╔══

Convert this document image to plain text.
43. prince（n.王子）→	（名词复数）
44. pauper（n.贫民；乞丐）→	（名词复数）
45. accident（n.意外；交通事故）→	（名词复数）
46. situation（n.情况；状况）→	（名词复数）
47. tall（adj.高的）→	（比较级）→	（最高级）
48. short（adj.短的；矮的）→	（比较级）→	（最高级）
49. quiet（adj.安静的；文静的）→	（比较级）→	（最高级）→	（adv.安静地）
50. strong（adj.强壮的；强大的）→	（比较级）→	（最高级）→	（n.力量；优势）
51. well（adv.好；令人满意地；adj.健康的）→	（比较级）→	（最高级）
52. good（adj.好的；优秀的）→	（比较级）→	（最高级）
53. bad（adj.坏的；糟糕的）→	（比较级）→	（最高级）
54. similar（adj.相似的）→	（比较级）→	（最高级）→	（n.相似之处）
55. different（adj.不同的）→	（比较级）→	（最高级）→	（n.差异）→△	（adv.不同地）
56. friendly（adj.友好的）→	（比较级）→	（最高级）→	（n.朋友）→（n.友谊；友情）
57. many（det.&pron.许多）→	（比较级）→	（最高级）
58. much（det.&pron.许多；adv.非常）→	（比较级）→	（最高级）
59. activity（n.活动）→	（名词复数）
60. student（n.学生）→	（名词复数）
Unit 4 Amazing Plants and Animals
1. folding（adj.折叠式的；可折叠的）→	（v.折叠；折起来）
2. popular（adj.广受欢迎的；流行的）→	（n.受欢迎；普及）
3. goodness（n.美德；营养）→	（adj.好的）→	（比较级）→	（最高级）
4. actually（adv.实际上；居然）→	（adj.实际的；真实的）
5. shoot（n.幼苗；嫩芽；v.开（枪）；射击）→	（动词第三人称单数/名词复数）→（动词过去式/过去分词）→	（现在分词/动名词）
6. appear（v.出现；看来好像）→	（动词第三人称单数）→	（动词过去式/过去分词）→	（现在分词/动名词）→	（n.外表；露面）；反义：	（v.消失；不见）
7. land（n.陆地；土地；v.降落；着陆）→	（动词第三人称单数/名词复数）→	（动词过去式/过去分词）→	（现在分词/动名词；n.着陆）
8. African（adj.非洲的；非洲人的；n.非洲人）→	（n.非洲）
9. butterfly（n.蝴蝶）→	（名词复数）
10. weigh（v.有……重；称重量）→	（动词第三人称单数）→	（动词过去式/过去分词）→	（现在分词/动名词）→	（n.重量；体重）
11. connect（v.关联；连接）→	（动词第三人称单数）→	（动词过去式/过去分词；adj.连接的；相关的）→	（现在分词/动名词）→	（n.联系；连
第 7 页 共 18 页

╚══

YOUR TASK :: Write the entire listing out again, word for word.

ANSWER IN FULL ::
Convert this document image to plain text.
43. prince（n.王子）→	（名词复数）
44. pauper（n.贫民；乞丐）→	（名词复数）
45. accident（n.意外；交通事故）→	（名词复数）
46. situation（n.情况；状况）→	（名词复数）
47. tall（adj.高的）→	（比较级）→	（最高级）
48. short（adj.短的；矮的）→	（比较级）→	（最高级）
49. quiet（adj.安静的；文静的）→	（比较级）→	（最高级）→	（adv.安静地）
50. strong（adj.强壮的；强大的）→	（比较级）→	（最高级）→	（n.力量；优势）
51. well（adv.好；令人满意地；adj.健康的）→	（比较级）→	（最高级）
52. good（adj.好的；优秀的）→	（比较级）→	（最高级）
53. bad（adj.坏的；糟糕的）→	（比较级）→	（最高级）
54. similar（adj.相似的）→	（比较级）→	（最高级）→	（n.相似之处）
55. different（adj.不同的）→	（比较级）→	（最高级）→	（n.差异）→△	（adv.不同地）
56. friendly（adj.友好的）→	（比较级）→	（最高级）→	（n.朋友）→（n.友谊；友情）
57. many（det.&pron.许多）→	（比较级）→	（最高级）
58. much（det.&pron.许多；adv.非常）→	（比较级）→	（最高级）
59. activity（n.活动）→	（名词复数）
60. student（n.学生）→	（名词复数）
Unit 4 Amazing Plants and Animals
1. folding（adj.折叠式的；可折叠的）→	（v.折叠；折起来）
2. popular（adj.广受欢迎的；流行的）→	（n.受欢迎；普及）
3. goodness（n.美德；营养）→	（adj.好的）→	（比较级）→	（最高级）
4. actually（adv.实际上；居然）→	（adj.实际的；真实的）
5. shoot（n.幼苗；嫩芽；v.开（枪）；射击）→	（动词第三人称单数/名词复数）→（动词过去式/过去分词）→	（现在分词/动名词）
6. appear（v.出现；看来好像）→	（动词第三人称单数）→	（动词过去式/过去分词）→	（现在分词/动名词）→	（n.外表；露面）；反义：	（v.消失；不见）
7. land（n.陆地；土地；v.降落；着陆）→	（动词第三人称单数/名词复数）→	（动词过去式/过去分词）→	（现在分词/动名词；n.着陆）
8. African（adj.非洲的；非洲人的；n.非洲人）→	（n.非洲）
9. butterfly（n.蝴蝶）→	（名词复数）
10. weigh（v.有……重；称重量）→	（动词第三人称单数）→	（动词过去式/过去分词）→	（现在分词/动名词）→	（n.重量；体重）
11. connect（v.关联；连接）→	（动词第三人称单数）→	（动词过去式/过去分词；adj.连接的；相关的）→	（现在分词/动名词）→	（n.联系；连
第 7 页 共 18 页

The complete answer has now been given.